**MATERIAL PROVIDED:**
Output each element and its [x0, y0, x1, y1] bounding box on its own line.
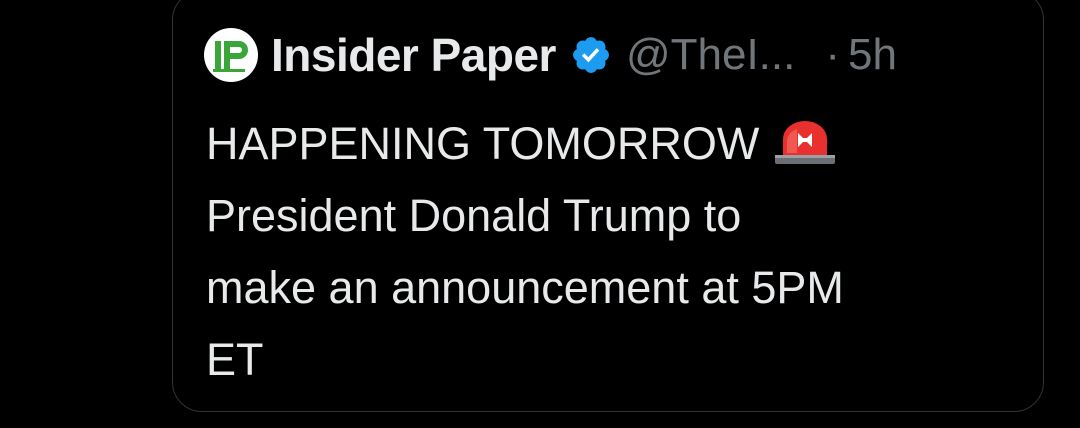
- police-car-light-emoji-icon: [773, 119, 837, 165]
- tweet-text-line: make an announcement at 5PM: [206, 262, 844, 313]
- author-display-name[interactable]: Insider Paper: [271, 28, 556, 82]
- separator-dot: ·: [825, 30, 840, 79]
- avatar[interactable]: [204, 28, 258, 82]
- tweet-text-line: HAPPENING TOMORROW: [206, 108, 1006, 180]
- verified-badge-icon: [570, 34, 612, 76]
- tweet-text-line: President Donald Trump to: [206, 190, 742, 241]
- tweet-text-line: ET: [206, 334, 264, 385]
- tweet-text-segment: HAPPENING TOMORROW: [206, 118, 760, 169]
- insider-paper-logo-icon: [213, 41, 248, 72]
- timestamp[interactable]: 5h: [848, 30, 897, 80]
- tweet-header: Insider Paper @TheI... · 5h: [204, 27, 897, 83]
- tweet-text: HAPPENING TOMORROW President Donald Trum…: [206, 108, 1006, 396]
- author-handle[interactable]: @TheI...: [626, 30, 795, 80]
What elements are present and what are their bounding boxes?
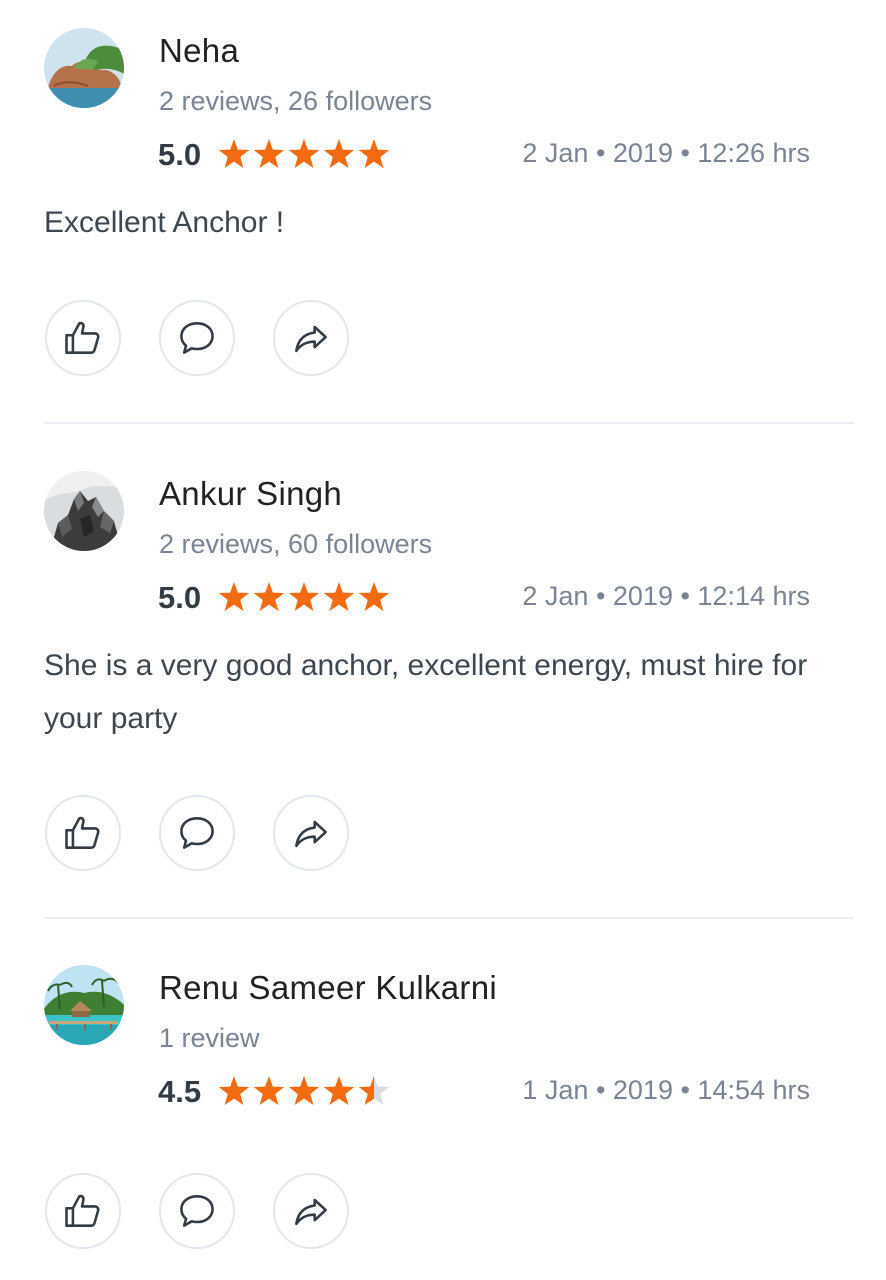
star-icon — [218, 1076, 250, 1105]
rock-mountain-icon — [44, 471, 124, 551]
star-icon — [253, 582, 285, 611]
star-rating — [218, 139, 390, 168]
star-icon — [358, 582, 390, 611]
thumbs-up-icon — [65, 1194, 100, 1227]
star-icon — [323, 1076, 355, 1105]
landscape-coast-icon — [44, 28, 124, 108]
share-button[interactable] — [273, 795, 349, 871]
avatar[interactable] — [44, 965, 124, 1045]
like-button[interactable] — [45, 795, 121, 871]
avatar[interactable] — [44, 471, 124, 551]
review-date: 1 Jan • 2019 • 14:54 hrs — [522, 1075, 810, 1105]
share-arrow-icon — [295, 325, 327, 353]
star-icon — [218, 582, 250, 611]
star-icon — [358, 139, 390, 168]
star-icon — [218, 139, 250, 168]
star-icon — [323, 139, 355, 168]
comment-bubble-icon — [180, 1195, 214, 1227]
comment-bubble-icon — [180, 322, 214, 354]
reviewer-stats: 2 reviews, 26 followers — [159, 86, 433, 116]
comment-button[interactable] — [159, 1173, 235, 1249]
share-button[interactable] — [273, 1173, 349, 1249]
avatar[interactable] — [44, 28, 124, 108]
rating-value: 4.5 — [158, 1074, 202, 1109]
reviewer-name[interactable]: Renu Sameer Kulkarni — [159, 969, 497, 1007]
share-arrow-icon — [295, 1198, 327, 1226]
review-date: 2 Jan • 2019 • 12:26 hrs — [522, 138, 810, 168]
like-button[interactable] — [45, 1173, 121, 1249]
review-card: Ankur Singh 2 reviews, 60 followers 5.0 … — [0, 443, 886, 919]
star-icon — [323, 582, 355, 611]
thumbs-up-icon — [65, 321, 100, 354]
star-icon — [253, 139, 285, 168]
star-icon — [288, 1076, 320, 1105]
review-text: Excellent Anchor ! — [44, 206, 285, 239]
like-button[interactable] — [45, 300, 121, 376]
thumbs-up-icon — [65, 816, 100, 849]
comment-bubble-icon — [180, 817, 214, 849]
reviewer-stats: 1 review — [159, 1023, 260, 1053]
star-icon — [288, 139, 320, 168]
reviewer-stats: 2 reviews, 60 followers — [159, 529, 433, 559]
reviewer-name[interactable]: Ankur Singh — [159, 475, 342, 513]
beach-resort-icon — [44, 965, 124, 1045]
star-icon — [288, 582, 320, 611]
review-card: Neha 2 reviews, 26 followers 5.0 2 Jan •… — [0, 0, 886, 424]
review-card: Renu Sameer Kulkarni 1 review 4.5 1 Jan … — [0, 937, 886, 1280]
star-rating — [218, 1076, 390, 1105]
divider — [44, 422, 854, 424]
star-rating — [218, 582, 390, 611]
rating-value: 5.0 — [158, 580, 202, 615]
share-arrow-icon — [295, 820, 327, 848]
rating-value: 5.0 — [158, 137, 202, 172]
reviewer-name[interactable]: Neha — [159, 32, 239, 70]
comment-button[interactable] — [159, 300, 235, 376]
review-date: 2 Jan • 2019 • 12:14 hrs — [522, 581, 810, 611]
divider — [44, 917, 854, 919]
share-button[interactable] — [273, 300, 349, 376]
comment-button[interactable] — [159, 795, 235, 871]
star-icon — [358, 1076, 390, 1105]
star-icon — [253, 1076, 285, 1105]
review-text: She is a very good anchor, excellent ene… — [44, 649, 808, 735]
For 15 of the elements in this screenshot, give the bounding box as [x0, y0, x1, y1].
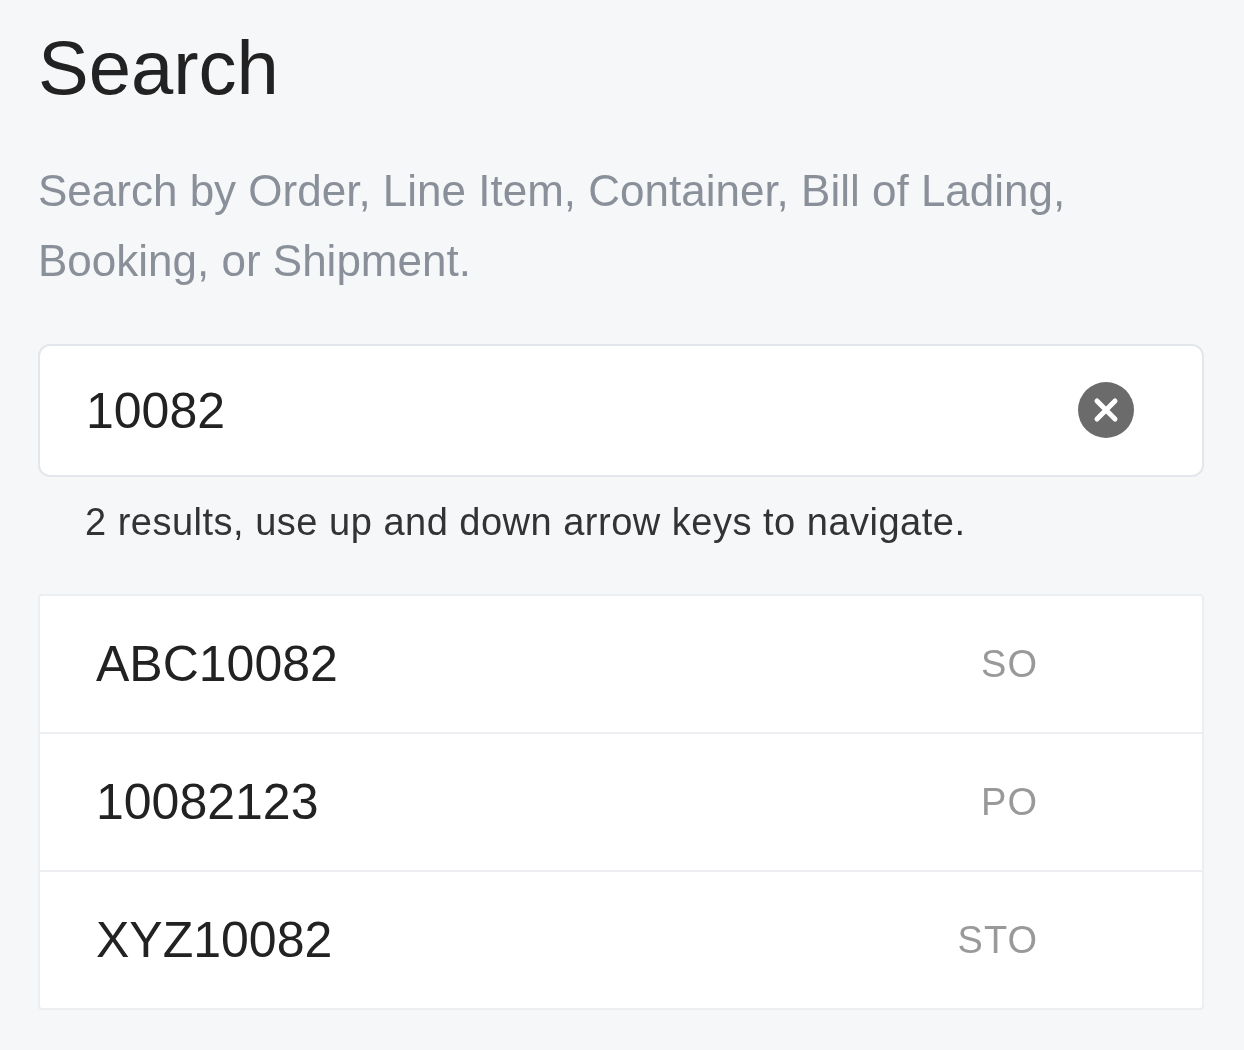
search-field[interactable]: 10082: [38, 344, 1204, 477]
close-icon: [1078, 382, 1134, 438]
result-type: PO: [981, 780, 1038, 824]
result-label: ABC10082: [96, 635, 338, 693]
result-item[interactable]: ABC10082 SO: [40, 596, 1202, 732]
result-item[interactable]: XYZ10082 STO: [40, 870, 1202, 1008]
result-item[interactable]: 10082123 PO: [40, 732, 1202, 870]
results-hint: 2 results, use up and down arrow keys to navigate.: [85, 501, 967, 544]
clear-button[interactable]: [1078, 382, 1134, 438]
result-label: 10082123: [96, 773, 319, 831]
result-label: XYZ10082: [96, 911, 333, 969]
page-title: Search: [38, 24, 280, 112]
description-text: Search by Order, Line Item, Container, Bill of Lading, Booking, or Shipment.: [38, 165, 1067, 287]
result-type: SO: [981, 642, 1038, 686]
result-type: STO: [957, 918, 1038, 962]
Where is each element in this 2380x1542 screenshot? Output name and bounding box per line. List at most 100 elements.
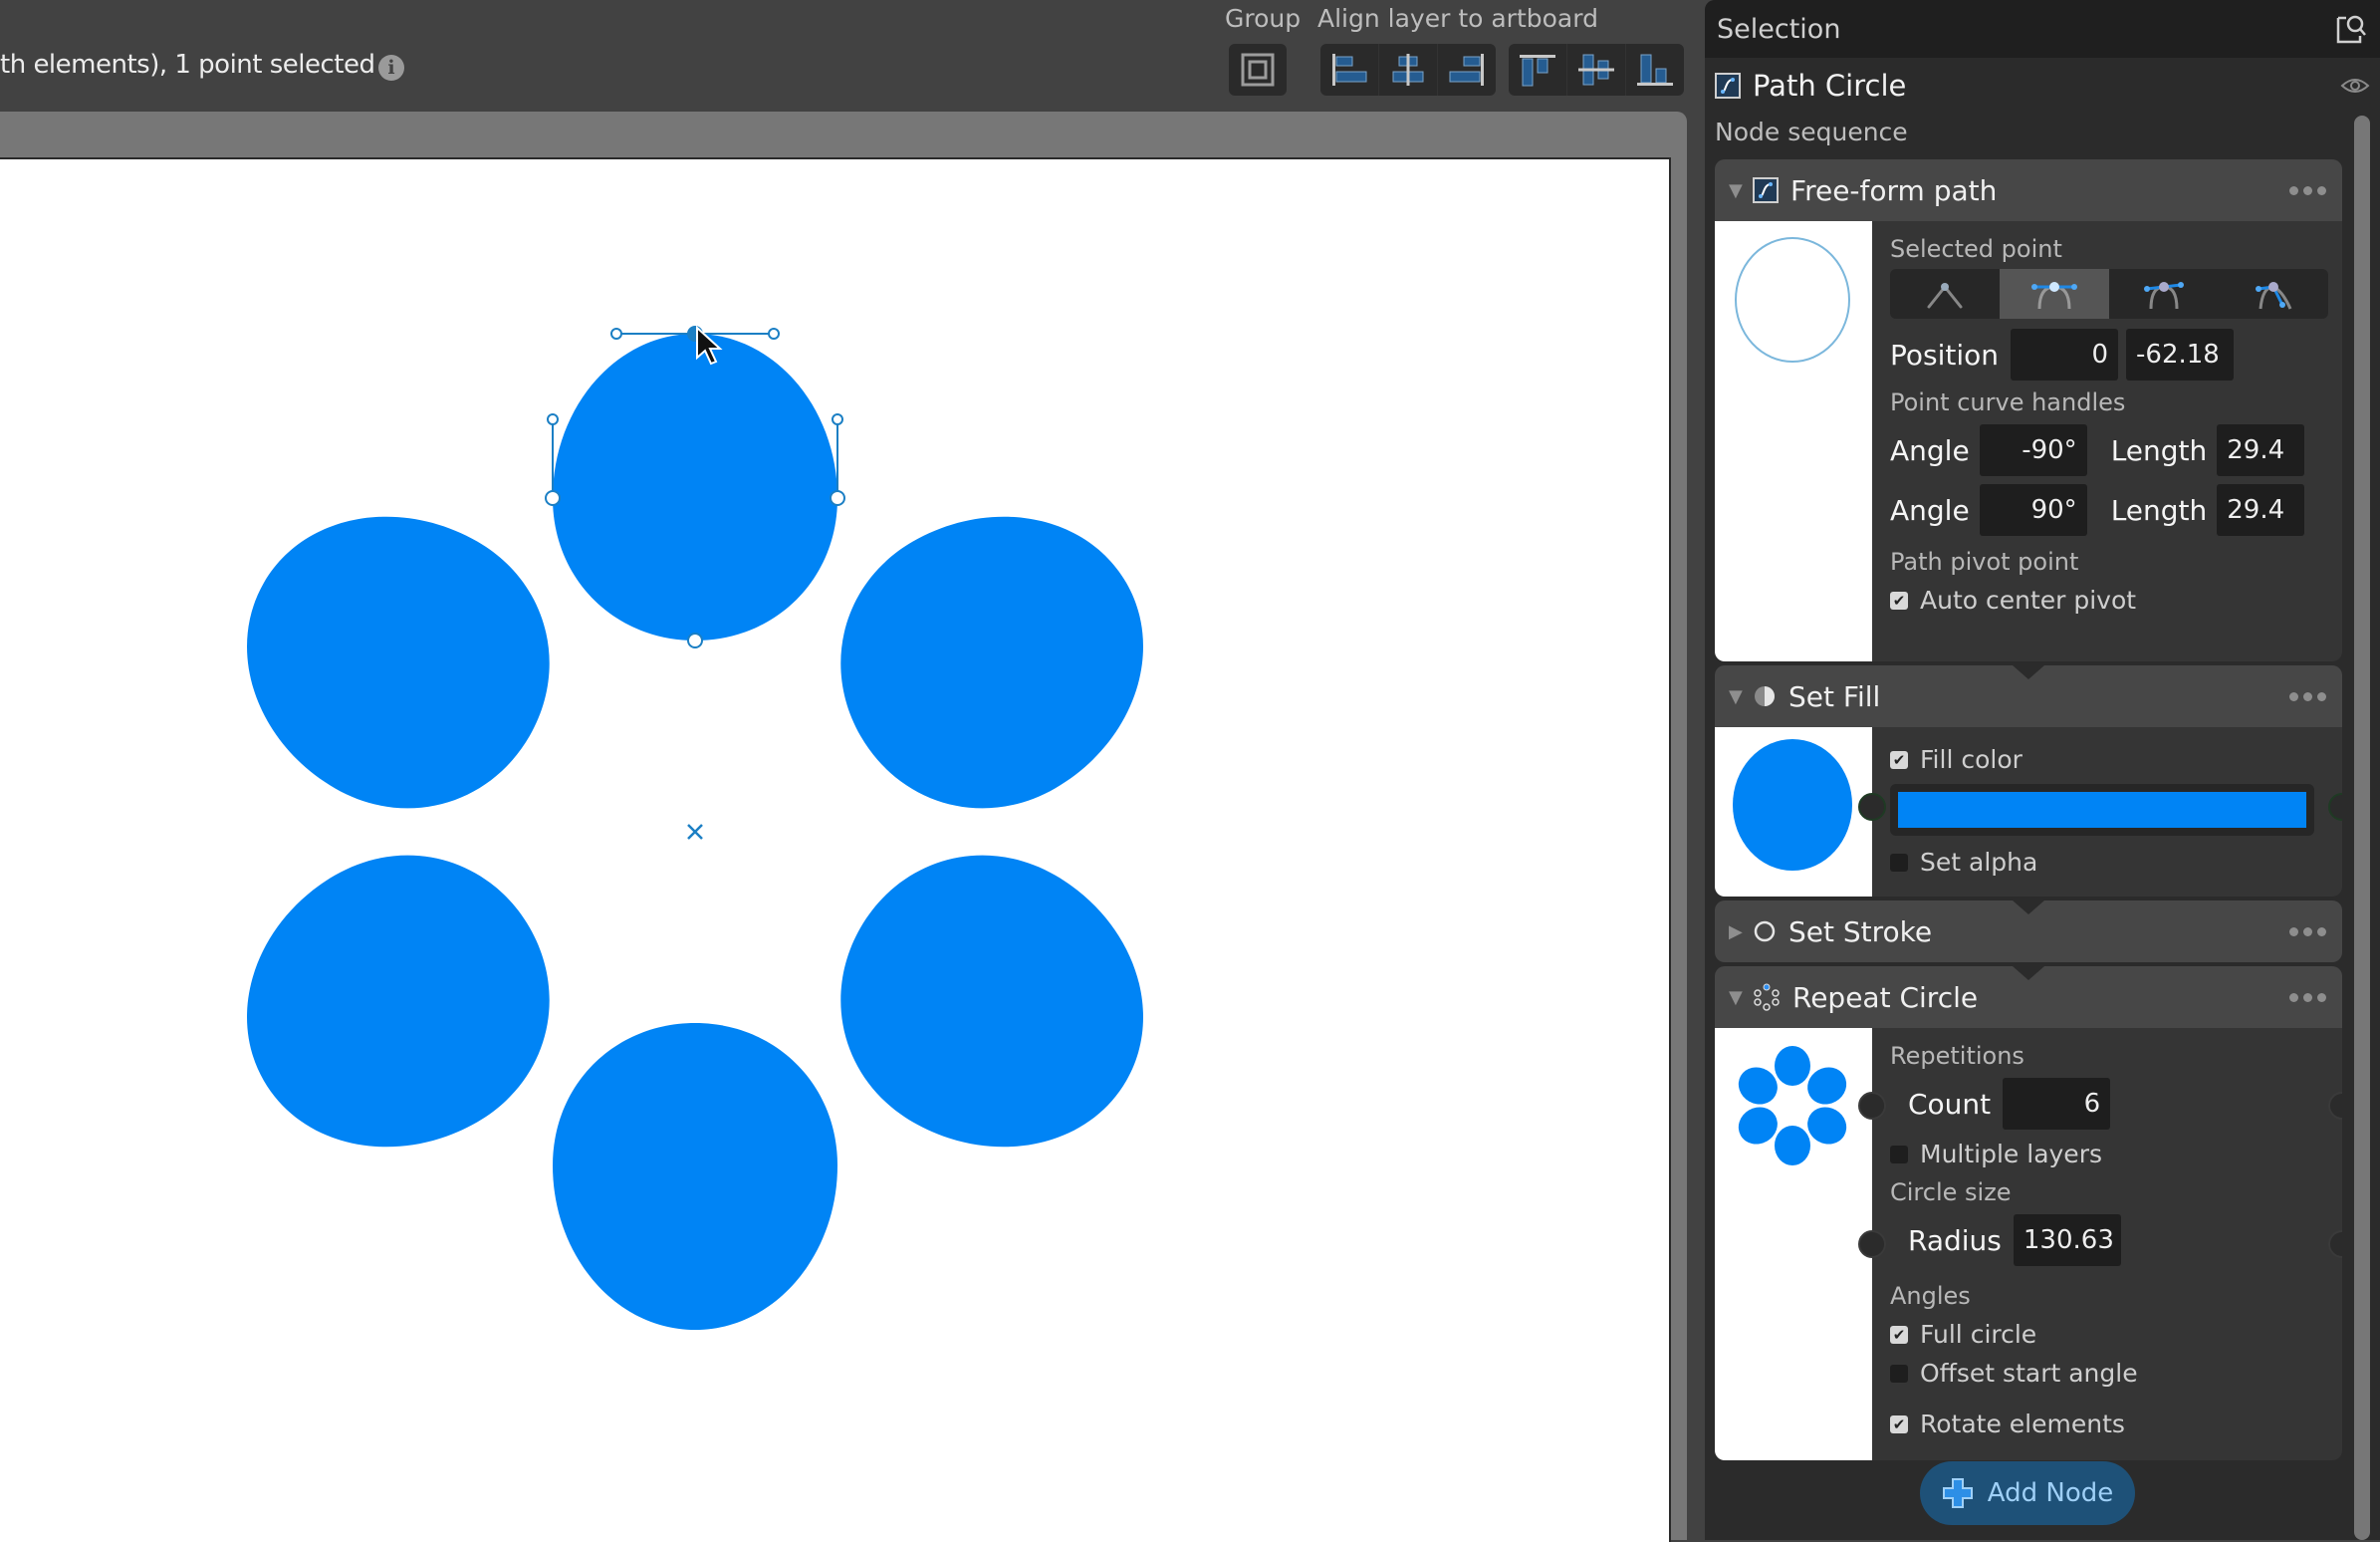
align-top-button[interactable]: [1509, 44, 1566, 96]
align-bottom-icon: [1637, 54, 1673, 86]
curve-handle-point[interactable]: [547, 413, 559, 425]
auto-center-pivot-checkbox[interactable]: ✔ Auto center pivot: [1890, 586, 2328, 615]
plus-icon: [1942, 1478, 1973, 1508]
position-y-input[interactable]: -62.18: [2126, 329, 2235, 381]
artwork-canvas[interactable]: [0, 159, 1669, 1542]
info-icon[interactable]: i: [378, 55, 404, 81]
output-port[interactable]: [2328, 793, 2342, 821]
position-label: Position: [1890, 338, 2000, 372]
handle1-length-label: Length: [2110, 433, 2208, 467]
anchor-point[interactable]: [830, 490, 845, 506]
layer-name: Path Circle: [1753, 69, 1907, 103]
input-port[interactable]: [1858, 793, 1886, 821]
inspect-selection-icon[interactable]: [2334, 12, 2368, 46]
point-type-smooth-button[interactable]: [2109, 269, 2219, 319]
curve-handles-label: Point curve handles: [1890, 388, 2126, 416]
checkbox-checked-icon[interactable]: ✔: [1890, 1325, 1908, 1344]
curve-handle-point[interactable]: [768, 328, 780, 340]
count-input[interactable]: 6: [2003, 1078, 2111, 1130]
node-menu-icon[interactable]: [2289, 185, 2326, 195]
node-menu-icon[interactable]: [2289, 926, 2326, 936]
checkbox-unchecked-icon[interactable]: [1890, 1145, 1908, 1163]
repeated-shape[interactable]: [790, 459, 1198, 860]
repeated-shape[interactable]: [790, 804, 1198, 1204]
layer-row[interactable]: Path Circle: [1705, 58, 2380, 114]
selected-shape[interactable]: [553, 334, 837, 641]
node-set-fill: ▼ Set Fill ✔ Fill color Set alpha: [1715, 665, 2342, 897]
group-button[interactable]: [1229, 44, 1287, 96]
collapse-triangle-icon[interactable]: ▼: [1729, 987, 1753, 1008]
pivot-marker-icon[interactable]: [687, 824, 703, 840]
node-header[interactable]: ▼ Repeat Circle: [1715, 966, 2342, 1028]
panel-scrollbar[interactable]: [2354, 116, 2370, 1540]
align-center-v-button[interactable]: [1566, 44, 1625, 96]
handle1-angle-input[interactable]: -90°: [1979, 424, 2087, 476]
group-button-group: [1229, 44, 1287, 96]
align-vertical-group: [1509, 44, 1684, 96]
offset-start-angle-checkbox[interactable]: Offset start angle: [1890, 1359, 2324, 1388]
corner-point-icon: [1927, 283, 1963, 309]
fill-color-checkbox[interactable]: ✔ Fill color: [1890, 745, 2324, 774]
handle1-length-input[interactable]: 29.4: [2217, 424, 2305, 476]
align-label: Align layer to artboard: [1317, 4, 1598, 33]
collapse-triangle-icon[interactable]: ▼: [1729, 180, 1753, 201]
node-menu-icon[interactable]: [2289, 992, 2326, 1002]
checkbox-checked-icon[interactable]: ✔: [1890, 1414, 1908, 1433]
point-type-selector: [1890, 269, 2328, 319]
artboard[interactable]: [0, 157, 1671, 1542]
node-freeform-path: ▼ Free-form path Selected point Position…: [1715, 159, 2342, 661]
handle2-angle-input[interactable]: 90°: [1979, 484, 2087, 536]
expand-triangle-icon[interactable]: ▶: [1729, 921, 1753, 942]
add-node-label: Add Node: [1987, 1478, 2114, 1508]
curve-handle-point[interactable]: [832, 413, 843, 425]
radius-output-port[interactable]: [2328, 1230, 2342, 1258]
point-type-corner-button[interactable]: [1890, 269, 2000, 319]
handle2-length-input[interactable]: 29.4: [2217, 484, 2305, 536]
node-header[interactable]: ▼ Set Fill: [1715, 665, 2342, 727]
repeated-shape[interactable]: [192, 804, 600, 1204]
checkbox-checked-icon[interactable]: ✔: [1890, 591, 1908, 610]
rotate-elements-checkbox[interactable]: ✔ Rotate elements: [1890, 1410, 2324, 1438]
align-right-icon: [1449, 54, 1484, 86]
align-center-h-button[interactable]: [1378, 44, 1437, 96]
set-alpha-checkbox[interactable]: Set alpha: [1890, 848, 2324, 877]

**TASK GOAL:**
Locate every line in the records that contains the string "divider", treating uppercase and lowercase letters as different, and copy each such line.

**ANSWER TO THE PROBLEM:**
divider — [44, 422, 854, 424]
divider — [44, 917, 854, 919]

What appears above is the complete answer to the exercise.